> [RECORD EXCERPTS]:
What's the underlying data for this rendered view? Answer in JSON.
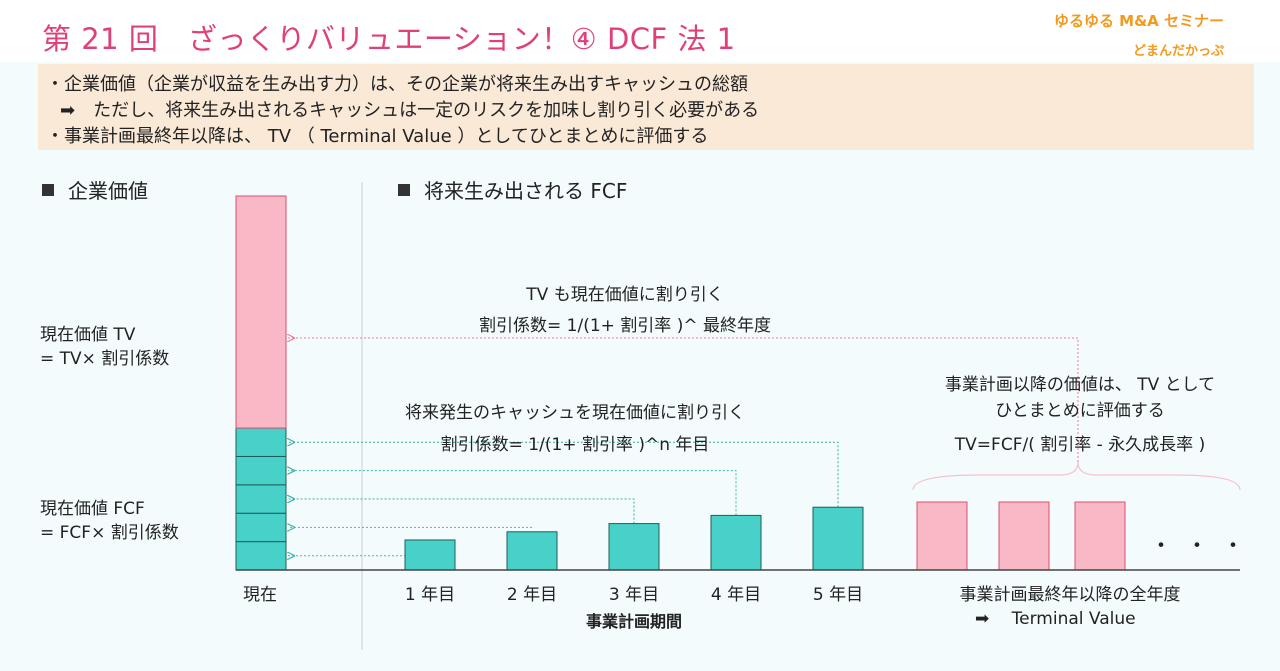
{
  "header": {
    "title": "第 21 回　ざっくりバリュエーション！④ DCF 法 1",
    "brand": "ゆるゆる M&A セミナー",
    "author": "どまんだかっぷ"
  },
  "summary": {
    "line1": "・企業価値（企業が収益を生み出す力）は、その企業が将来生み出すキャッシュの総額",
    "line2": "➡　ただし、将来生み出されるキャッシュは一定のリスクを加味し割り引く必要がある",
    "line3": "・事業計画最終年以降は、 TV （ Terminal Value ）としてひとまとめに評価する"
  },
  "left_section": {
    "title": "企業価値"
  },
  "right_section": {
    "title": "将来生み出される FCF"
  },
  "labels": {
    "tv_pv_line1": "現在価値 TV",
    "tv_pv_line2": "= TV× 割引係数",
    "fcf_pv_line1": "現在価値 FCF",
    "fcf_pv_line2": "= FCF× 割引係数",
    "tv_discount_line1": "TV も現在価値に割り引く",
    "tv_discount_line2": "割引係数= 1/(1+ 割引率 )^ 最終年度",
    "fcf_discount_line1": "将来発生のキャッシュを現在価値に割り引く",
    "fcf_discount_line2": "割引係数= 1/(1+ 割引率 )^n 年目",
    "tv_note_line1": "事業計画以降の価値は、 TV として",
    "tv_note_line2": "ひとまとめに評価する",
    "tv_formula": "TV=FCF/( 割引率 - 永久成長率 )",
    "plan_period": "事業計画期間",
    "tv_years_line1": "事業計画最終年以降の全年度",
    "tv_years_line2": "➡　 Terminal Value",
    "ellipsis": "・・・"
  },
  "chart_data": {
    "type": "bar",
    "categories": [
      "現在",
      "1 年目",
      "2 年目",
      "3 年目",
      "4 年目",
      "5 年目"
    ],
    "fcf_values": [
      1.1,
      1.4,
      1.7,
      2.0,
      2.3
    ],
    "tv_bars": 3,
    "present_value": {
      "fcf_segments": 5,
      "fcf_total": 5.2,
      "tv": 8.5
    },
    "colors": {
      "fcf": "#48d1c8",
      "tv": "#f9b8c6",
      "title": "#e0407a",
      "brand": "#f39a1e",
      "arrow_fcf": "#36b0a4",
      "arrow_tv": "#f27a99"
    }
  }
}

> [GIVEN TASK]:
Identify every line above with the string "Terminal" in it. Copy those lines.

> [TASK RESPONSE]:
    "line3": "・事業計画最終年以降は、 TV （ Terminal Value ）としてひとまとめに評価する"
    "tv_years_line2": "➡　 Terminal Value",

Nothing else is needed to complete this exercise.